_Material shown_
============================================================
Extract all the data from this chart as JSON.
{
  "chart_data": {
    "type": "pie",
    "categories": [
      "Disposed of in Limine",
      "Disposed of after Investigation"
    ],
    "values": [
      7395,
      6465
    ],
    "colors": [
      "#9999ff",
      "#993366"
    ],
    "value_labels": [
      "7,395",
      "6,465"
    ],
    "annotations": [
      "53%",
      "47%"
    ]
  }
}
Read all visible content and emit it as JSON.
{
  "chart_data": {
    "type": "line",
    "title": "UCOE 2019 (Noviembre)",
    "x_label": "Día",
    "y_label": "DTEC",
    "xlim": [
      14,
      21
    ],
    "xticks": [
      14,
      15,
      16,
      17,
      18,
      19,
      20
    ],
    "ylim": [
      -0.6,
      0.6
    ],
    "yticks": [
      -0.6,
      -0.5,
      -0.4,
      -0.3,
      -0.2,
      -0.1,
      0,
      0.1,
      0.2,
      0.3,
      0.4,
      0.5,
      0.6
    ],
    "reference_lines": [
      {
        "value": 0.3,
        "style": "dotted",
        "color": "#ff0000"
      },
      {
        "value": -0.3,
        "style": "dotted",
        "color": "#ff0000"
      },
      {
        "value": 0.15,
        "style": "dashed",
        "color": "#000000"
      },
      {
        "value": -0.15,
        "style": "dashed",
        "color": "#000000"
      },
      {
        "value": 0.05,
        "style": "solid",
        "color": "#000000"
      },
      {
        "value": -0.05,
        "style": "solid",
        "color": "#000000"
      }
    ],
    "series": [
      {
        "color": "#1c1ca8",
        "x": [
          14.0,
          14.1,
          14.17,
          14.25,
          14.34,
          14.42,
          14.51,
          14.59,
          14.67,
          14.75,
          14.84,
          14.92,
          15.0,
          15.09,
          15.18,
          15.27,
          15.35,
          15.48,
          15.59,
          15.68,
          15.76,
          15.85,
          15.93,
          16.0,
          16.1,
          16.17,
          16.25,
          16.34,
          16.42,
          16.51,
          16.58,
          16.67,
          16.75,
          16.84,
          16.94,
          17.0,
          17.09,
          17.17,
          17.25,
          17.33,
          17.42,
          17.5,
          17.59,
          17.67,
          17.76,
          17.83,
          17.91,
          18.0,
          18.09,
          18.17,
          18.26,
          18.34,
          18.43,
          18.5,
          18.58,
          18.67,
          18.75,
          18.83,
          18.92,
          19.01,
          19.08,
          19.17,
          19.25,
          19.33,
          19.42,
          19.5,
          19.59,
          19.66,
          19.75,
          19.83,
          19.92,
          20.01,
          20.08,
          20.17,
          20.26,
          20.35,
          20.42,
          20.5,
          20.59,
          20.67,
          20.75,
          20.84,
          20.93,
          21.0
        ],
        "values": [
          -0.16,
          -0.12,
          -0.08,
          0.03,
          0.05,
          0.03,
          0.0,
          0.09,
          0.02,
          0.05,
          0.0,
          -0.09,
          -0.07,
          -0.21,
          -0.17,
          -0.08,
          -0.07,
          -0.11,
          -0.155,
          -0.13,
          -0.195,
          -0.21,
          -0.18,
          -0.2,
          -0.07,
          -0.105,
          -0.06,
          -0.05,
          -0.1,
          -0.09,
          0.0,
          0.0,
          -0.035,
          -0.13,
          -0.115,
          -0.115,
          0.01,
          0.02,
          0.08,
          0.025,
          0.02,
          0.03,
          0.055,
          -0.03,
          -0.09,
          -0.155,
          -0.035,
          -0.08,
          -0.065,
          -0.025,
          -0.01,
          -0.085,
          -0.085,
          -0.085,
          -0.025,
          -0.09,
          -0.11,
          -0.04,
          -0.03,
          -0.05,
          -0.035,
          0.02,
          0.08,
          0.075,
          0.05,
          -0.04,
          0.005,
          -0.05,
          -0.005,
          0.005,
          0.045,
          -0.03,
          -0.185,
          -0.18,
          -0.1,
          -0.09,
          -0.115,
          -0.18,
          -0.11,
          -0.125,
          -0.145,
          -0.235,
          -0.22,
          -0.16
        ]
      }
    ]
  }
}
============================================================
_Task description_
Would you reproduce all the entries exactly?

_Output below_
Extract all the data from this chart as JSON.
{
  "chart_data": {
    "type": "pie",
    "categories": [
      "Disposed of in Limine",
      "Disposed of after Investigation"
    ],
    "values": [
      7395,
      6465
    ],
    "colors": [
      "#9999ff",
      "#993366"
    ],
    "value_labels": [
      "7,395",
      "6,465"
    ],
    "annotations": [
      "53%",
      "47%"
    ]
  }
}
Read all visible content and emit it as JSON.
{
  "chart_data": {
    "type": "line",
    "title": "UCOE 2019 (Noviembre)",
    "x_label": "Día",
    "y_label": "DTEC",
    "xlim": [
      14,
      21
    ],
    "xticks": [
      14,
      15,
      16,
      17,
      18,
      19,
      20
    ],
    "ylim": [
      -0.6,
      0.6
    ],
    "yticks": [
      -0.6,
      -0.5,
      -0.4,
      -0.3,
      -0.2,
      -0.1,
      0,
      0.1,
      0.2,
      0.3,
      0.4,
      0.5,
      0.6
    ],
    "reference_lines": [
      {
        "value": 0.3,
        "style": "dotted",
        "color": "#ff0000"
      },
      {
        "value": -0.3,
        "style": "dotted",
        "color": "#ff0000"
      },
      {
        "value": 0.15,
        "style": "dashed",
        "color": "#000000"
      },
      {
        "value": -0.15,
        "style": "dashed",
        "color": "#000000"
      },
      {
        "value": 0.05,
        "style": "solid",
        "color": "#000000"
      },
      {
        "value": -0.05,
        "style": "solid",
        "color": "#000000"
      }
    ],
    "series": [
      {
        "color": "#1c1ca8",
        "x": [
          14.0,
          14.1,
          14.17,
          14.25,
          14.34,
          14.42,
          14.51,
          14.59,
          14.67,
          14.75,
          14.84,
          14.92,
          15.0,
          15.09,
          15.18,
          15.27,
          15.35,
          15.48,
          15.59,
          15.68,
          15.76,
          15.85,
          15.93,
          16.0,
          16.1,
          16.17,
          16.25,
          16.34,
          16.42,
          16.51,
          16.58,
          16.67,
          16.75,
          16.84,
          16.94,
          17.0,
          17.09,
          17.17,
          17.25,
          17.33,
          17.42,
          17.5,
          17.59,
          17.67,
          17.76,
          17.83,
          17.91,
          18.0,
          18.09,
          18.17,
          18.26,
          18.34,
          18.43,
          18.5,
          18.58,
          18.67,
          18.75,
          18.83,
          18.92,
          19.01,
          19.08,
          19.17,
          19.25,
          19.33,
          19.42,
          19.5,
          19.59,
          19.66,
          19.75,
          19.83,
          19.92,
          20.01,
          20.08,
          20.17,
          20.26,
          20.35,
          20.42,
          20.5,
          20.59,
          20.67,
          20.75,
          20.84,
          20.93,
          21.0
        ],
        "values": [
          -0.16,
          -0.12,
          -0.08,
          0.03,
          0.05,
          0.03,
          0.0,
          0.09,
          0.02,
          0.05,
          0.0,
          -0.09,
          -0.07,
          -0.21,
          -0.17,
          -0.08,
          -0.07,
          -0.11,
          -0.155,
          -0.13,
          -0.195,
          -0.21,
          -0.18,
          -0.2,
          -0.07,
          -0.105,
          -0.06,
          -0.05,
          -0.1,
          -0.09,
          0.0,
          0.0,
          -0.035,
          -0.13,
          -0.115,
          -0.115,
          0.01,
          0.02,
          0.08,
          0.025,
          0.02,
          0.03,
          0.055,
          -0.03,
          -0.09,
          -0.155,
          -0.035,
          -0.08,
          -0.065,
          -0.025,
          -0.01,
          -0.085,
          -0.085,
          -0.085,
          -0.025,
          -0.09,
          -0.11,
          -0.04,
          -0.03,
          -0.05,
          -0.035,
          0.02,
          0.08,
          0.075,
          0.05,
          -0.04,
          0.005,
          -0.05,
          -0.005,
          0.005,
          0.045,
          -0.03,
          -0.185,
          -0.18,
          -0.1,
          -0.09,
          -0.115,
          -0.18,
          -0.11,
          -0.125,
          -0.145,
          -0.235,
          -0.22,
          -0.16
        ]
      }
    ]
  }
}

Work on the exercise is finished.